[Part of a data file]
+--

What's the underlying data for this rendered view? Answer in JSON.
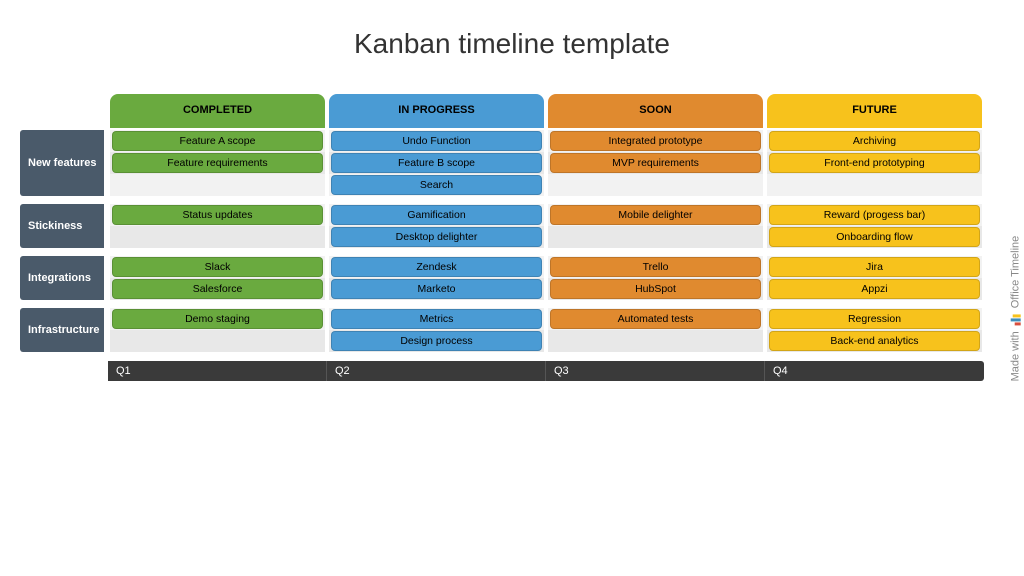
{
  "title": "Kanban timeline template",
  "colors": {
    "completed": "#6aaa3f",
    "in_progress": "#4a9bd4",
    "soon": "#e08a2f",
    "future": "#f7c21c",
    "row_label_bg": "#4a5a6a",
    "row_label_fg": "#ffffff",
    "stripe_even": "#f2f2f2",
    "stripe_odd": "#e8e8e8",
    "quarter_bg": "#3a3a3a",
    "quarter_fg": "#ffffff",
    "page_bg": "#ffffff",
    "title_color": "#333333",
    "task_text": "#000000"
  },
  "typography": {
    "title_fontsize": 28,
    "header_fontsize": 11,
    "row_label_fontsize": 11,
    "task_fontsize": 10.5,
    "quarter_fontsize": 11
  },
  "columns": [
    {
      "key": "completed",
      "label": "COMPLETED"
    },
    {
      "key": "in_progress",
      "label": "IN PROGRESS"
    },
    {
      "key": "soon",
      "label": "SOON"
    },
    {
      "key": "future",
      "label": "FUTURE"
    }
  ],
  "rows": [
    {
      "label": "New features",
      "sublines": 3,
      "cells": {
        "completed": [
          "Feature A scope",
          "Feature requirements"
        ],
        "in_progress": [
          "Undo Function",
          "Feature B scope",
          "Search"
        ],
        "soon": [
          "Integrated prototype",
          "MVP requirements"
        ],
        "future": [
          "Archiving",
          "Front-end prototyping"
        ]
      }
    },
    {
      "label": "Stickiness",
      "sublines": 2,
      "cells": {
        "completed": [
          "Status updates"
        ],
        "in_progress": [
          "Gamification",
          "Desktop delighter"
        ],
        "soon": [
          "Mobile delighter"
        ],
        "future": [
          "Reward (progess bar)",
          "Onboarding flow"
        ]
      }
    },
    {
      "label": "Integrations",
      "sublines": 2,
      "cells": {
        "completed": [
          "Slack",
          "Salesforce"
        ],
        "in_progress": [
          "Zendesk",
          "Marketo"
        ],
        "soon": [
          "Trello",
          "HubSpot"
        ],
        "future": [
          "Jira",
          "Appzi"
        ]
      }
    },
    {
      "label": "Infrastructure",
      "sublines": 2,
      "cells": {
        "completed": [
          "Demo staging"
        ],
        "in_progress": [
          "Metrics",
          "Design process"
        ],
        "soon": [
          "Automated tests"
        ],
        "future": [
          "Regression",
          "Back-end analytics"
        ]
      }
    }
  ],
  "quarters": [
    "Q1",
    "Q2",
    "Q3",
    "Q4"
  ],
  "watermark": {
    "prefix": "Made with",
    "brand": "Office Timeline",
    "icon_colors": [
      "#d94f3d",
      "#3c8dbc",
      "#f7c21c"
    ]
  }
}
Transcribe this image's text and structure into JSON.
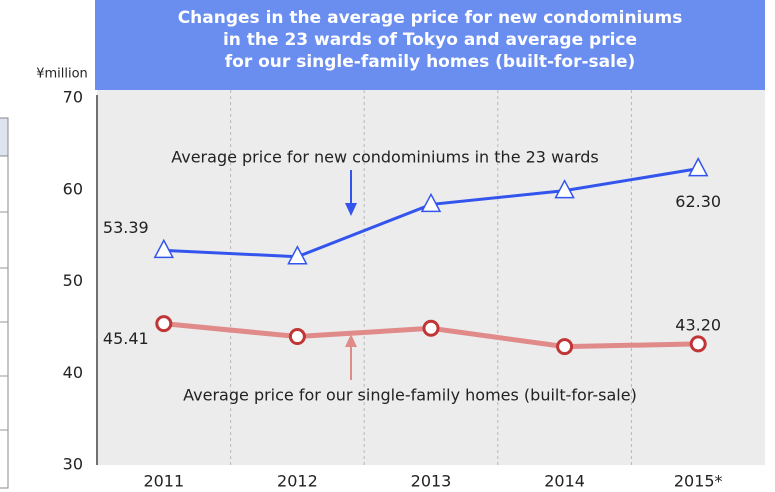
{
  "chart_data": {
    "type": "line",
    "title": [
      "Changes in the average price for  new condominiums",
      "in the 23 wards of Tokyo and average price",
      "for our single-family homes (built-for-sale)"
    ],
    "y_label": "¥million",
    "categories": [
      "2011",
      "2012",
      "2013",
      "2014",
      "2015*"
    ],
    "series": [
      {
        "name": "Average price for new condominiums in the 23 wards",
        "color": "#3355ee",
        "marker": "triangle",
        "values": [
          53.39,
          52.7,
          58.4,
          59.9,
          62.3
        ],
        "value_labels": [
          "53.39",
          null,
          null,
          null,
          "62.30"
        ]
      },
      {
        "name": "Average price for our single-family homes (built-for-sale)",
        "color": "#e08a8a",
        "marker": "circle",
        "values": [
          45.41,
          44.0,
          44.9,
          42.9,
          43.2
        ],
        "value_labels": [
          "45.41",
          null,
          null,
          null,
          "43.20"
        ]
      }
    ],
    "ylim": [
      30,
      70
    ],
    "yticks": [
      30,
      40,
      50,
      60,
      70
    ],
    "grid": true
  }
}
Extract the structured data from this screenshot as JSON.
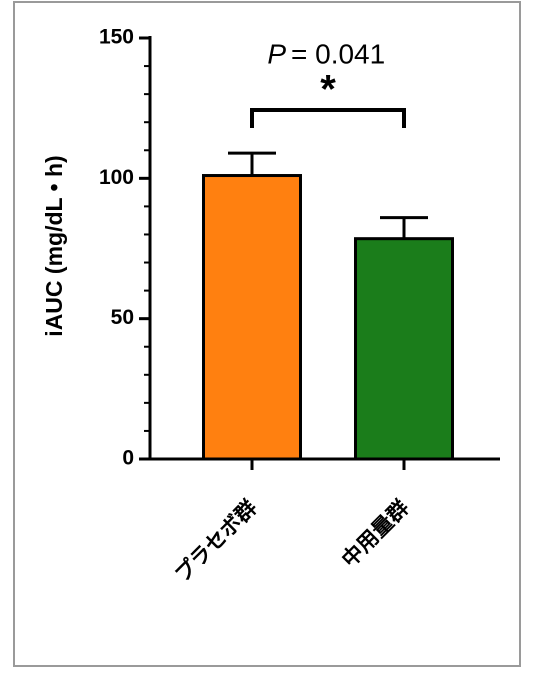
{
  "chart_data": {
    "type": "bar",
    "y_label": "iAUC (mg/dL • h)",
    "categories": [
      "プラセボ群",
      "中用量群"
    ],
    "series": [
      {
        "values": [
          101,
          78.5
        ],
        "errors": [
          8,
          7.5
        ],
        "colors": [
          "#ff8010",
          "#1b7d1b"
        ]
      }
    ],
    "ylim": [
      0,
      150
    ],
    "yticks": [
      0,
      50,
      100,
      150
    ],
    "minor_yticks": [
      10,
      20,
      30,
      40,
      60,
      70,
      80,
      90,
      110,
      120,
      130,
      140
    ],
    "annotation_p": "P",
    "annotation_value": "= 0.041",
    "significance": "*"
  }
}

+--

=== DIRECTIONS ===
Omit the pictures and restate the rest of the records verbatim.

=== THE ANSWER ===
What's the underlying data for this rendered view? Answer in JSON.
{
  "title": "Kanban timeline template",
  "colors": {
    "completed": "#6aaa3f",
    "in_progress": "#4a9bd4",
    "soon": "#e08a2f",
    "future": "#f7c21c",
    "row_label_bg": "#4a5a6a",
    "row_label_fg": "#ffffff",
    "stripe_even": "#f2f2f2",
    "stripe_odd": "#e8e8e8",
    "quarter_bg": "#3a3a3a",
    "quarter_fg": "#ffffff",
    "page_bg": "#ffffff",
    "title_color": "#333333",
    "task_text": "#000000"
  },
  "typography": {
    "title_fontsize": 28,
    "header_fontsize": 11,
    "row_label_fontsize": 11,
    "task_fontsize": 10.5,
    "quarter_fontsize": 11
  },
  "columns": [
    {
      "key": "completed",
      "label": "COMPLETED"
    },
    {
      "key": "in_progress",
      "label": "IN PROGRESS"
    },
    {
      "key": "soon",
      "label": "SOON"
    },
    {
      "key": "future",
      "label": "FUTURE"
    }
  ],
  "rows": [
    {
      "label": "New features",
      "sublines": 3,
      "cells": {
        "completed": [
          "Feature A scope",
          "Feature requirements"
        ],
        "in_progress": [
          "Undo Function",
          "Feature B scope",
          "Search"
        ],
        "soon": [
          "Integrated prototype",
          "MVP requirements"
        ],
        "future": [
          "Archiving",
          "Front-end prototyping"
        ]
      }
    },
    {
      "label": "Stickiness",
      "sublines": 2,
      "cells": {
        "completed": [
          "Status updates"
        ],
        "in_progress": [
          "Gamification",
          "Desktop delighter"
        ],
        "soon": [
          "Mobile delighter"
        ],
        "future": [
          "Reward (progess bar)",
          "Onboarding flow"
        ]
      }
    },
    {
      "label": "Integrations",
      "sublines": 2,
      "cells": {
        "completed": [
          "Slack",
          "Salesforce"
        ],
        "in_progress": [
          "Zendesk",
          "Marketo"
        ],
        "soon": [
          "Trello",
          "HubSpot"
        ],
        "future": [
          "Jira",
          "Appzi"
        ]
      }
    },
    {
      "label": "Infrastructure",
      "sublines": 2,
      "cells": {
        "completed": [
          "Demo staging"
        ],
        "in_progress": [
          "Metrics",
          "Design process"
        ],
        "soon": [
          "Automated tests"
        ],
        "future": [
          "Regression",
          "Back-end analytics"
        ]
      }
    }
  ],
  "quarters": [
    "Q1",
    "Q2",
    "Q3",
    "Q4"
  ],
  "watermark": {
    "prefix": "Made with",
    "brand": "Office Timeline",
    "icon_colors": [
      "#d94f3d",
      "#3c8dbc",
      "#f7c21c"
    ]
  }
}
Transcribe this image's text and structure into JSON.
{
  "chart_data": {
    "type": "line",
    "title": [
      "Changes in the average price for  new condominiums",
      "in the 23 wards of Tokyo and average price",
      "for our single-family homes (built-for-sale)"
    ],
    "y_label": "¥million",
    "categories": [
      "2011",
      "2012",
      "2013",
      "2014",
      "2015*"
    ],
    "series": [
      {
        "name": "Average price for new condominiums in the 23 wards",
        "color": "#3355ee",
        "marker": "triangle",
        "values": [
          53.39,
          52.7,
          58.4,
          59.9,
          62.3
        ],
        "value_labels": [
          "53.39",
          null,
          null,
          null,
          "62.30"
        ]
      },
      {
        "name": "Average price for our single-family homes (built-for-sale)",
        "color": "#e08a8a",
        "marker": "circle",
        "values": [
          45.41,
          44.0,
          44.9,
          42.9,
          43.2
        ],
        "value_labels": [
          "45.41",
          null,
          null,
          null,
          "43.20"
        ]
      }
    ],
    "ylim": [
      30,
      70
    ],
    "yticks": [
      30,
      40,
      50,
      60,
      70
    ],
    "grid": true
  }
}
Extract the structured data from this screenshot as JSON.
{
  "chart_data": {
    "type": "bar",
    "y_label": "iAUC (mg/dL • h)",
    "categories": [
      "プラセボ群",
      "中用量群"
    ],
    "series": [
      {
        "values": [
          101,
          78.5
        ],
        "errors": [
          8,
          7.5
        ],
        "colors": [
          "#ff8010",
          "#1b7d1b"
        ]
      }
    ],
    "ylim": [
      0,
      150
    ],
    "yticks": [
      0,
      50,
      100,
      150
    ],
    "minor_yticks": [
      10,
      20,
      30,
      40,
      60,
      70,
      80,
      90,
      110,
      120,
      130,
      140
    ],
    "annotation_p": "P",
    "annotation_value": "= 0.041",
    "significance": "*"
  }
}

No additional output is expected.